### [Written exercise 1]
Copy these lines from the records exactly as they appear, starting with the line containing "y-tick-label: 0 <box>109 583 118 600</box>" and continuing through the line containing "bar <box>182 377 219 592</box>".
────────
Perspectives on Technology

Heidi Lerner's Column in AJS Perspectives

New Tools for Jewish Linguistics
Fall 2008

Introduction

For specialized scholars of Jewish linguistics, as well as for general researchers who are fascinated by Jewish languages, online access to the existing and growing network of basic resources that are maximally representative of a particular language or language body is of great value. These resources can range from unanalyzed sound recordings to fully transcribed and annotated text corpora; from dictionaries to the various manifestations of web-based “social media.” Even though many of these tools and projects are not yet fully accessible on the Web or remain in various stages of development because of staffing, funding, and technological issues, in the following pages I would like to call attention to their existence and potential benefits. One of the best places to start is the Jewish Language Research Website, which serves as a resource for those studying Jewish linguistics from either an individual or a comparative perspective.

Annotated Corpora

Computer corpora are bodies of computer-readable texts or extracts of written or spoken text that are used for language and linguistic research. Annotated corpora provide scholars with very useful tools for language and linguistic research. Added to the raw text are annotations that describe the linguistic aspects such as morphology, syntax, tone, etc.

Benjamin Hary and others have described how Modern Hebrew is underrepresented in corpus linguistics in an article, “Designing CoSIH: The Corpus of Spoken Israeli Hebrew” (International Journal of Corpus Linguistics: 6:2 (2002): 171-197). Work is now being done to fill the gaps since the start of the new millennium. The Mila Knowledge Center for Processing Hebrew at the Technion maintains a collection of Modern Hebrew annotated texts at its website. These have been organized structurally using Extended Markup Language (XML), a commonly used technology for turning raw or free text into analyzable data, and annotated. Similarly, Tsvi Sadan [also known as Tsuguya Sasaki] of Bar-Ilan University and Jan. H. Kroeze of the University of Pretoria have effectively validated and demonstrated the use of XML as an available tool to transform raw linguistic data into a usable databank for Hebrew linguistic data in their work. Tsvi Sadan has described the use of XML in building a Hebrew corpus in his article, “Building an Annotated Corpus and a Lexical Database of Modern Hebrew in XML” (Kyoto University Linguistic Research: 23 (2004): 17-45). See also Jan H. Kroeze’s June 2006 paper, “Building and Displaying a Biblical Hebrew Linguistics Data Cube Using XML” (presented at the Israeli Seminar on Computational Linguistics (ISCOL) Conference, Haifa, Israel).
────────
### [Written exercise 2]
In the column on new tools for Jewish linguistics, what technology was used to structurally organize the Mila Knowledge Center's Modern Hebrew annotated texts?
────────
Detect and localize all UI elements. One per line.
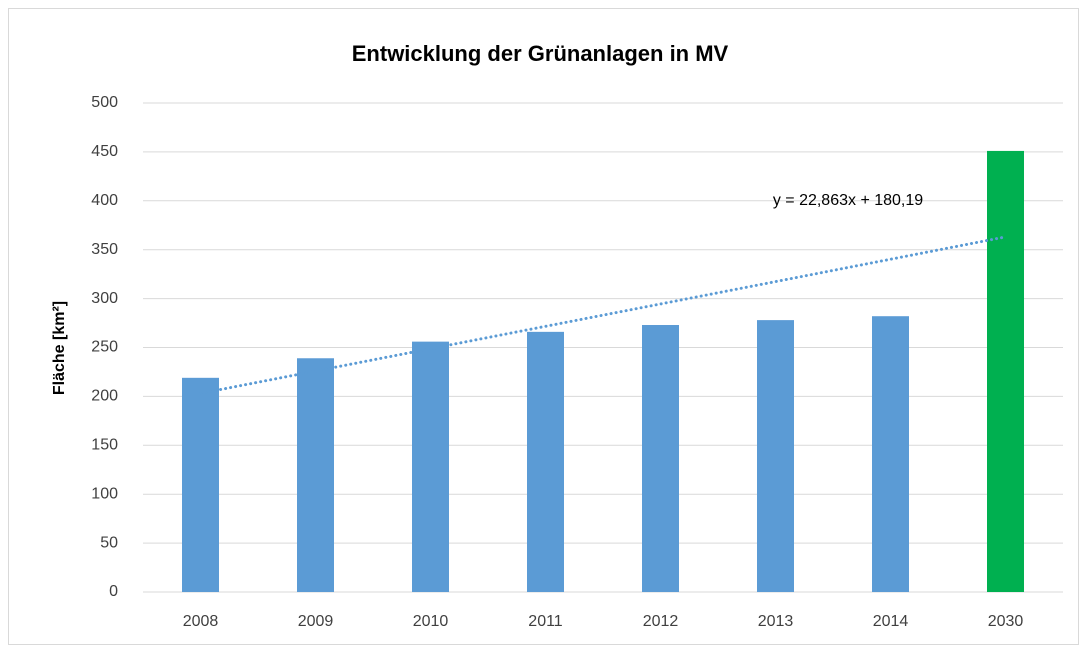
y-tick-label: 0 <box>109 583 118 600</box>
x-tick-label: 2012 <box>643 613 679 630</box>
x-tick-label: 2009 <box>298 613 334 630</box>
y-tick-label: 300 <box>91 290 118 307</box>
bar <box>297 358 334 592</box>
y-tick-label: 150 <box>91 437 118 454</box>
trendline-label: y = 22,863x + 180,19 <box>773 192 923 209</box>
bar <box>987 150 1024 592</box>
y-tick-label: 250 <box>91 339 118 356</box>
bar <box>527 331 564 592</box>
y-tick-label: 50 <box>100 534 118 551</box>
x-tick-label: 2011 <box>528 613 563 630</box>
y-axis-label: Fläche [km²] <box>51 301 68 395</box>
x-tick-label: 2030 <box>988 613 1024 630</box>
bar <box>182 377 219 592</box>
y-tick-label: 400 <box>91 192 118 209</box>
y-tick-label: 500 <box>91 94 118 111</box>
x-tick-label: 2008 <box>183 613 219 630</box>
bar <box>757 320 794 592</box>
trendline <box>199 235 1007 395</box>
bar <box>412 341 449 592</box>
y-tick-label: 100 <box>91 485 118 502</box>
y-tick-label: 450 <box>91 143 118 160</box>
x-tick-label: 2014 <box>873 613 909 630</box>
bar <box>642 325 679 592</box>
x-tick-label: 2013 <box>758 613 794 630</box>
chart-title: Entwicklung der Grünanlagen in MV <box>352 41 729 66</box>
bar <box>872 316 909 592</box>
y-tick-label: 350 <box>91 241 118 258</box>
x-tick-label: 2010 <box>413 613 449 630</box>
y-tick-label: 200 <box>91 388 118 405</box>
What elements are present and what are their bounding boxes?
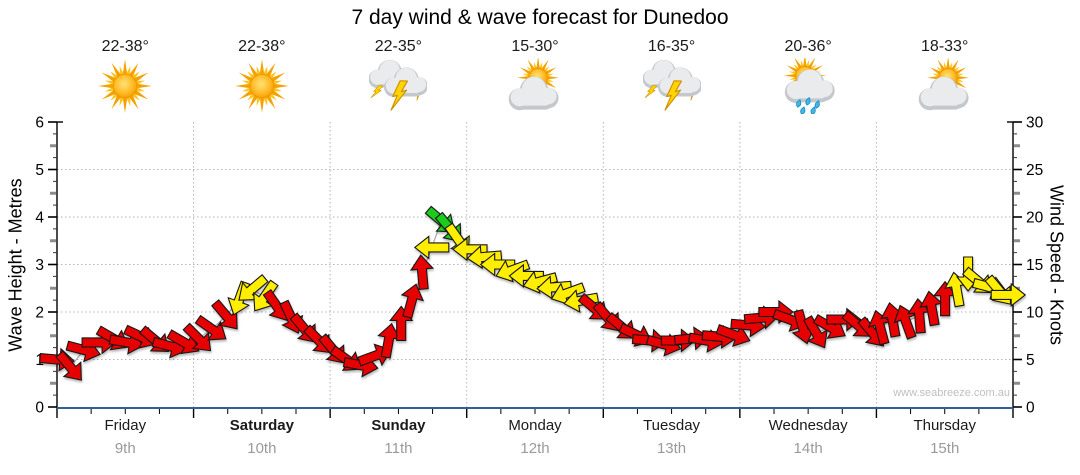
────────
### [Reply 1]
y-tick-label: 0 <box>109 583 118 600</box>
x-tick-label: 2012 <box>643 613 679 630</box>
x-tick-label: 2009 <box>298 613 334 630</box>
y-tick-label: 300 <box>91 290 118 307</box>
bar <box>297 358 334 592</box>
y-tick-label: 150 <box>91 437 118 454</box>
trendline-label: y = 22,863x + 180,19 <box>773 192 923 209</box>
bar <box>987 150 1024 592</box>
y-tick-label: 250 <box>91 339 118 356</box>
bar <box>527 331 564 592</box>
y-tick-label: 50 <box>100 534 118 551</box>
x-tick-label: 2011 <box>528 613 563 630</box>
y-axis-label: Fläche [km²] <box>51 301 68 395</box>
x-tick-label: 2030 <box>988 613 1024 630</box>
bar <box>182 377 219 592</box>

### [Reply 2]
Extended Markup Language (XML).